## Entries shown:
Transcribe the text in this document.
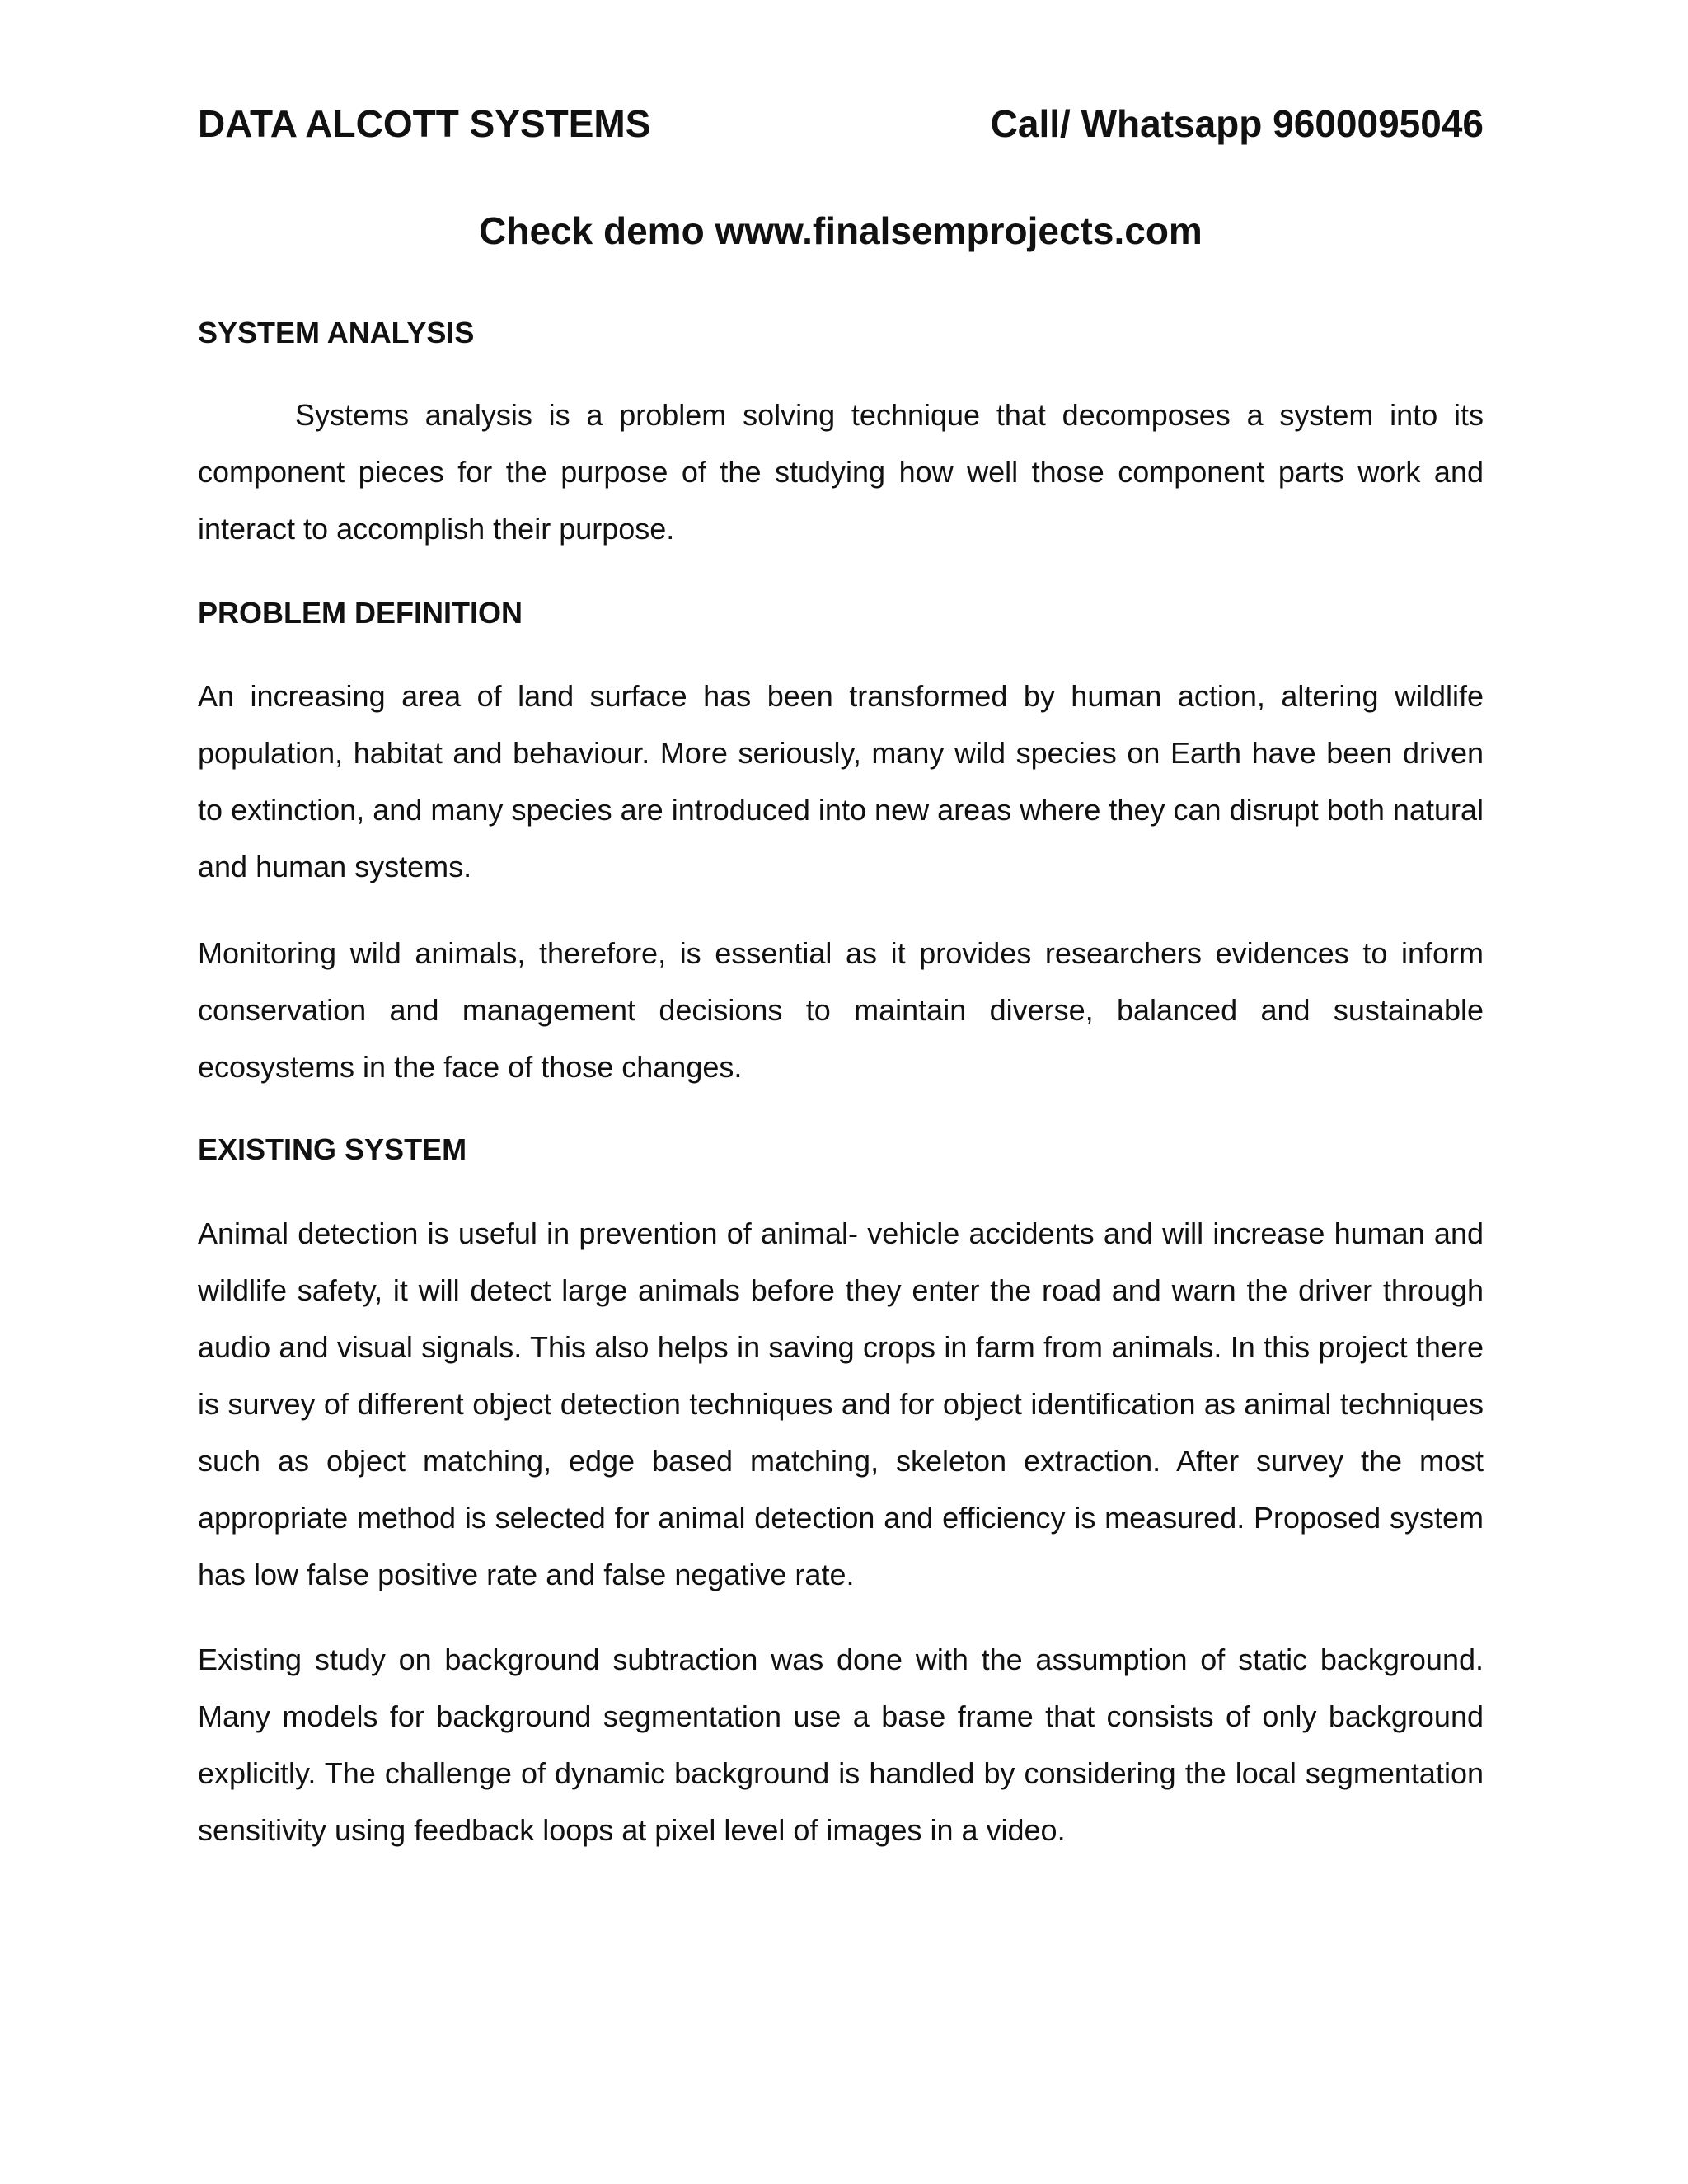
DATA ALCOTT SYSTEMS	Call/ Whatsapp 9600095046
Check demo www.finalsemprojects.com
SYSTEM ANALYSIS

Systems analysis is a problem solving technique that decomposes a system into its component pieces for the purpose of the studying how well those component parts work and interact to accomplish their purpose.

PROBLEM DEFINITION

An increasing area of land surface has been transformed by human action, altering wildlife population, habitat and behaviour. More seriously, many wild species on Earth have been driven to extinction, and many species are introduced into new areas where they can disrupt both natural and human systems.

Monitoring wild animals, therefore, is essential as it provides researchers evidences to inform conservation and management decisions to maintain diverse, balanced and sustainable ecosystems in the face of those changes.

EXISTING SYSTEM

Animal detection is useful in prevention of animal- vehicle accidents and will increase human and wildlife safety, it will detect large animals before they enter the road and warn the driver through audio and visual signals. This also helps in saving crops in farm from animals. In this project there is survey of different object detection techniques and for object identification as animal techniques such as object matching, edge based matching, skeleton extraction. After survey the most appropriate method is selected for animal detection and efficiency is measured. Proposed system has low false positive rate and false negative rate.

Existing study on background subtraction was done with the assumption of static background. Many models for background segmentation use a base frame that consists of only background explicitly. The challenge of dynamic background is handled by considering the local segmentation sensitivity using feedback loops at pixel level of images in a video.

## Prompt:
Would you return the data exactly as written, without the pictures?

## Result for this task:
Transcribe the text in this document.
DATA ALCOTT SYSTEMS	Call/ Whatsapp 9600095046
Check demo www.finalsemprojects.com
SYSTEM ANALYSIS

Systems analysis is a problem solving technique that decomposes a system into its component pieces for the purpose of the studying how well those component parts work and interact to accomplish their purpose.

PROBLEM DEFINITION

An increasing area of land surface has been transformed by human action, altering wildlife population, habitat and behaviour. More seriously, many wild species on Earth have been driven to extinction, and many species are introduced into new areas where they can disrupt both natural and human systems.

Monitoring wild animals, therefore, is essential as it provides researchers evidences to inform conservation and management decisions to maintain diverse, balanced and sustainable ecosystems in the face of those changes.

EXISTING SYSTEM

Animal detection is useful in prevention of animal- vehicle accidents and will increase human and wildlife safety, it will detect large animals before they enter the road and warn the driver through audio and visual signals. This also helps in saving crops in farm from animals. In this project there is survey of different object detection techniques and for object identification as animal techniques such as object matching, edge based matching, skeleton extraction. After survey the most appropriate method is selected for animal detection and efficiency is measured. Proposed system has low false positive rate and false negative rate.

Existing study on background subtraction was done with the assumption of static background. Many models for background segmentation use a base frame that consists of only background explicitly. The challenge of dynamic background is handled by considering the local segmentation sensitivity using feedback loops at pixel level of images in a video.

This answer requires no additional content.